Dataset listings of figures
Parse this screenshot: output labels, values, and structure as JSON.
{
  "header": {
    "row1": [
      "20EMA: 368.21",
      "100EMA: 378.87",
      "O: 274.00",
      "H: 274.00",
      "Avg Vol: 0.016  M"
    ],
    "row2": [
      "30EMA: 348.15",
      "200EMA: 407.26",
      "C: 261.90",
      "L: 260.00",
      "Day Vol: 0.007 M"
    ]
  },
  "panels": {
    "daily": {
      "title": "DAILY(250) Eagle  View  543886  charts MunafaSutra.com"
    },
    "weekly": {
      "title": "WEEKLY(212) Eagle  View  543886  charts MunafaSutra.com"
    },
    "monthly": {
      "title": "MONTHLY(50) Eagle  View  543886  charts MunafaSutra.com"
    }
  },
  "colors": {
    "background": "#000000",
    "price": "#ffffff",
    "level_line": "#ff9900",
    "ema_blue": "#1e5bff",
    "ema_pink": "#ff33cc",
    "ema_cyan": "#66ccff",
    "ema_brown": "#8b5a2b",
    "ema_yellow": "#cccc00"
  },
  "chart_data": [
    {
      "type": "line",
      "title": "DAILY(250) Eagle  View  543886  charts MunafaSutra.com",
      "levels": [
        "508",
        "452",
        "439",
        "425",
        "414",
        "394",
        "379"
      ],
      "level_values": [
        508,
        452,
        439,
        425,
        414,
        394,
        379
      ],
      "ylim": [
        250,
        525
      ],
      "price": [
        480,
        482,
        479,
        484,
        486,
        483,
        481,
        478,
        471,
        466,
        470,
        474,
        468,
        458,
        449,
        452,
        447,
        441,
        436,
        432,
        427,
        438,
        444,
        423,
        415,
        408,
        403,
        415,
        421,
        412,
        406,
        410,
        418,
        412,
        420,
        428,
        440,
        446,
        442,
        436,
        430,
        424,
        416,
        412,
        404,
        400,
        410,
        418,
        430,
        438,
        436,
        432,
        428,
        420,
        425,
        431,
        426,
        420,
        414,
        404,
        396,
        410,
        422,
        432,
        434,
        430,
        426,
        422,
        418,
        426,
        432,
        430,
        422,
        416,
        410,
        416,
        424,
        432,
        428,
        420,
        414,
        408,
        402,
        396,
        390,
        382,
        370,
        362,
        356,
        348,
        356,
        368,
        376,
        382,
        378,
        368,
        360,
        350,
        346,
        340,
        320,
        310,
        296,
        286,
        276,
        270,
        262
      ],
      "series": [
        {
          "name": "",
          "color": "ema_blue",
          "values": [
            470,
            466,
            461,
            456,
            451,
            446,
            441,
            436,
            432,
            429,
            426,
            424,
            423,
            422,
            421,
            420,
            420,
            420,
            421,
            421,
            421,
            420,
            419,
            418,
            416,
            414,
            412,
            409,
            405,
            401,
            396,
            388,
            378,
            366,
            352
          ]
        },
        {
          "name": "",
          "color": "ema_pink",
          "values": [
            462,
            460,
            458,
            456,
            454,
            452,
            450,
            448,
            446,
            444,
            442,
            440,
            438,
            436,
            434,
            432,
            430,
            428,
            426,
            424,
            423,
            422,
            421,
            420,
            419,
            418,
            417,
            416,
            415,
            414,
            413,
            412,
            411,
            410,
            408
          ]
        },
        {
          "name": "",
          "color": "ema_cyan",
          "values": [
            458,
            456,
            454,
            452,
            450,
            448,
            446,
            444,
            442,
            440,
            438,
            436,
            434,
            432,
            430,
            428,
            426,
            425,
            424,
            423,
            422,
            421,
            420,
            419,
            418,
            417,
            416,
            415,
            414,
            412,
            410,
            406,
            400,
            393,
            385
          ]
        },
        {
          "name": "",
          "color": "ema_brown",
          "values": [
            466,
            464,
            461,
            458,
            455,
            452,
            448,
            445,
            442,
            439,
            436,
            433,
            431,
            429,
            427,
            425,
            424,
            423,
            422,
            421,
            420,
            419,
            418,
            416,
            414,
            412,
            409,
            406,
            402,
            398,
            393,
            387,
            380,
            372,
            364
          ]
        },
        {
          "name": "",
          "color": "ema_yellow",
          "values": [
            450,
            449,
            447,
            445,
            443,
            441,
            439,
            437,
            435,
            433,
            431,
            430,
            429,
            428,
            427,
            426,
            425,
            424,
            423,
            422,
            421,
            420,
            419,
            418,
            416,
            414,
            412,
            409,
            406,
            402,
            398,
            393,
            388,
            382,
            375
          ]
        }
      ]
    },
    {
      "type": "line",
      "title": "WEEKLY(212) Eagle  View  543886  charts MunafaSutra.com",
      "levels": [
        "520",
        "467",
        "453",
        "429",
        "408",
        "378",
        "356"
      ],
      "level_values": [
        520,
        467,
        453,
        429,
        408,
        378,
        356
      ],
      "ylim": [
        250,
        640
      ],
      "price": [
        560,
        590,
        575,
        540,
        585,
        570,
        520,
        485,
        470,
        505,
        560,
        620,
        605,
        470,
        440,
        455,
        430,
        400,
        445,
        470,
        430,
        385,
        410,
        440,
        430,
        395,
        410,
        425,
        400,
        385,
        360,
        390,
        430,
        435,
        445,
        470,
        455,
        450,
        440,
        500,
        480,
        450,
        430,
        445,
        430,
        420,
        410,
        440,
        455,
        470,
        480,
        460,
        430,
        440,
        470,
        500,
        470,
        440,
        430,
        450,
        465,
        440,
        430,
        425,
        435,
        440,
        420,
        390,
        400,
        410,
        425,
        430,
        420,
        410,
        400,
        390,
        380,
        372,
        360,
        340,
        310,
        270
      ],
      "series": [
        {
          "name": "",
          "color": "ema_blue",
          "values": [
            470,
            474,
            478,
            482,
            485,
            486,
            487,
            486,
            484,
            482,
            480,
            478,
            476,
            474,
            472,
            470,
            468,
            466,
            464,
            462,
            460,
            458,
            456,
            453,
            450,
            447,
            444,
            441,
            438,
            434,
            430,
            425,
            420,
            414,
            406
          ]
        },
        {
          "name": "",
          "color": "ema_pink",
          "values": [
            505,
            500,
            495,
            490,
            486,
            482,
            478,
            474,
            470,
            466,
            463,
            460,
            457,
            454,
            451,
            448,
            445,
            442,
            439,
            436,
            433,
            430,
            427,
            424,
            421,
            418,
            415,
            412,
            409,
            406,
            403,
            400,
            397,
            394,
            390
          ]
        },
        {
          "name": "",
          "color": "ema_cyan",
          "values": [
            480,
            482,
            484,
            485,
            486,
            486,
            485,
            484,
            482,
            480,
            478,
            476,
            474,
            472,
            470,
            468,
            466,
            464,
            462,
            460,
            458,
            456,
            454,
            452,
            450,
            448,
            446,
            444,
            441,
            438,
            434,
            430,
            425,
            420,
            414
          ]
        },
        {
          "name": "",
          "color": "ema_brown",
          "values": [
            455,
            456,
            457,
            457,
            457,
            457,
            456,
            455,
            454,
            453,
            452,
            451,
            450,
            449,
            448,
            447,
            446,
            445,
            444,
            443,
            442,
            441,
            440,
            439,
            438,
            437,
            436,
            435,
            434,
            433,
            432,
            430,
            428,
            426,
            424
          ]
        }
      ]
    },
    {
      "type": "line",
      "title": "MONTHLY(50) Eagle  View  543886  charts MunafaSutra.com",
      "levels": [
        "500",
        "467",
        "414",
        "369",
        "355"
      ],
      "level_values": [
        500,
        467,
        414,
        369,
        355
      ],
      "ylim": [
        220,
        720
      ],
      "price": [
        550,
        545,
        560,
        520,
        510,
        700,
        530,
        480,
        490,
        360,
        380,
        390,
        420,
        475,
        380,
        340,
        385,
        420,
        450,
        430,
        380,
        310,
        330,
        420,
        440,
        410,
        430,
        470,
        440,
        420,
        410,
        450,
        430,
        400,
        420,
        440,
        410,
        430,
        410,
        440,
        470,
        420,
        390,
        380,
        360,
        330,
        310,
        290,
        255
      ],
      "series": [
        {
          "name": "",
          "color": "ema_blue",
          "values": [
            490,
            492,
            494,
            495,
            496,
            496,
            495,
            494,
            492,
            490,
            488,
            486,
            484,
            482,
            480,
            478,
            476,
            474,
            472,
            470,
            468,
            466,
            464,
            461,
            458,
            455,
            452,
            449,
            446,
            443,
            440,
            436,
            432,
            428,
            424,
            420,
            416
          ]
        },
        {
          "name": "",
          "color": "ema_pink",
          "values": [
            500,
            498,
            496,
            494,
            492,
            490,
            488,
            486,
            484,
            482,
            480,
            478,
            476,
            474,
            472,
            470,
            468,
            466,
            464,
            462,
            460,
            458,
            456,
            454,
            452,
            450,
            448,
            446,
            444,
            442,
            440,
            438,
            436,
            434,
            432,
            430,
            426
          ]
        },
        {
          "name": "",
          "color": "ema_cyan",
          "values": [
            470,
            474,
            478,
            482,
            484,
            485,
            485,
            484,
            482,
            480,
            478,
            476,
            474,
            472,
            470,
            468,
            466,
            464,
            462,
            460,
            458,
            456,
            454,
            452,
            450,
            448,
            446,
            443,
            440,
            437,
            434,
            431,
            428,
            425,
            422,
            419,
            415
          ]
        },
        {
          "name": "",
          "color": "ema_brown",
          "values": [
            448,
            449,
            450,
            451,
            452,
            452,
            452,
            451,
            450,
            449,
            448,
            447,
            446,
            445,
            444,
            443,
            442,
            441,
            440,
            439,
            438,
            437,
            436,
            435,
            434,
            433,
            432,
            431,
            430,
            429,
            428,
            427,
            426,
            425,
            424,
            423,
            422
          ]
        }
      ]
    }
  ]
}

■ **Stated task**: Look above for every line with the word "MunafaSutra" and copy it.

■ **The reply**:
      "title": "DAILY(250) Eagle  View  543886  charts MunafaSutra.com"
      "title": "WEEKLY(212) Eagle  View  543886  charts MunafaSutra.com"
      "title": "MONTHLY(50) Eagle  View  543886  charts MunafaSutra.com"
      "title": "DAILY(250) Eagle  View  543886  charts MunafaSutra.com",
      "title": "WEEKLY(212) Eagle  View  543886  charts MunafaSutra.com",
      "title": "MONTHLY(50) Eagle  View  543886  charts MunafaSutra.com",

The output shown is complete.